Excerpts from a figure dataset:
-- Begin --
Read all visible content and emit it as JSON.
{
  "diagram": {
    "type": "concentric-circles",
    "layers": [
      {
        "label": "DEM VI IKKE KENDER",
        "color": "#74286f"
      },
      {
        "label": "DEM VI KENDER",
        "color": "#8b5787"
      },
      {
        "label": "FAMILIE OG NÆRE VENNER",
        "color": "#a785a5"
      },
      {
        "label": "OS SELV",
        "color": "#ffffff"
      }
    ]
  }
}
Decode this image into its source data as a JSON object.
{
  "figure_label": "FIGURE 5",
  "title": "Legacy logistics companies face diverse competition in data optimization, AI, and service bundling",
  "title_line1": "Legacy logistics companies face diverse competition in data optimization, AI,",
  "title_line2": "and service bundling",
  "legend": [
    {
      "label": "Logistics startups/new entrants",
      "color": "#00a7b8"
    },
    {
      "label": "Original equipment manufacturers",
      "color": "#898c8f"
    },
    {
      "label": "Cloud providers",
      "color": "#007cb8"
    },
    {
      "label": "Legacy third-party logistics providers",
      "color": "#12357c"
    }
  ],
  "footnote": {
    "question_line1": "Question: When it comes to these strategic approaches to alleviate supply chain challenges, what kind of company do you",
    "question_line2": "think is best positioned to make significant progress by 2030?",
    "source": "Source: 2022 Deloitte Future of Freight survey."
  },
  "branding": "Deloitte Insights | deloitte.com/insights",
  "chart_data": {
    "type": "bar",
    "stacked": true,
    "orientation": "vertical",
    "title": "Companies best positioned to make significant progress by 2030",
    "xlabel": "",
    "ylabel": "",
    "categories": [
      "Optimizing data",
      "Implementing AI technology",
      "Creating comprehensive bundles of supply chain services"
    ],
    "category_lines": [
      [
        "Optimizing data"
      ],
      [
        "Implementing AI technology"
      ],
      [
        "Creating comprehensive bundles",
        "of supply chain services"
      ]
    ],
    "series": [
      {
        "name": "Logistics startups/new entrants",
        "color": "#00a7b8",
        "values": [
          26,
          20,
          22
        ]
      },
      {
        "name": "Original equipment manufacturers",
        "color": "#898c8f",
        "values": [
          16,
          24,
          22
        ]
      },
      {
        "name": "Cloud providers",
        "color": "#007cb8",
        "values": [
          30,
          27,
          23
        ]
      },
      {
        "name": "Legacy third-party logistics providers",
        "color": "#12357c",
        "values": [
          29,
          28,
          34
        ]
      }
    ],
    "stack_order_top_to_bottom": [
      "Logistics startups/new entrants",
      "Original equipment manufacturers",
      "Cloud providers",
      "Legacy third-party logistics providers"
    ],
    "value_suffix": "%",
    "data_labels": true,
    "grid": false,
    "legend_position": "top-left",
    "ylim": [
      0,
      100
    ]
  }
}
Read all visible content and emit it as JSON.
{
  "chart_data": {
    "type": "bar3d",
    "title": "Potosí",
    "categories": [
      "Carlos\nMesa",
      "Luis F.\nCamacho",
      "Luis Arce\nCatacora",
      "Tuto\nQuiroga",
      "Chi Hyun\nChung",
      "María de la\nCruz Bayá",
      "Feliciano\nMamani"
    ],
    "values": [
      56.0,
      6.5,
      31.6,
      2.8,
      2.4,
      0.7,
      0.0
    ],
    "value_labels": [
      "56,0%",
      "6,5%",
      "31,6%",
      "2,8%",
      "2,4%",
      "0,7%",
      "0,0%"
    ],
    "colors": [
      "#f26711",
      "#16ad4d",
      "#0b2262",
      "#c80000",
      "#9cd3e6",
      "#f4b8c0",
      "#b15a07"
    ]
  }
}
-- End --
GIVEN PROBLEM » Gather and return every line that holds the string "name".

RESULT OF THE TASK »
        "name": "Logistics startups/new entrants",
        "name": "Original equipment manufacturers",
        "name": "Cloud providers",
        "name": "Legacy third-party logistics providers",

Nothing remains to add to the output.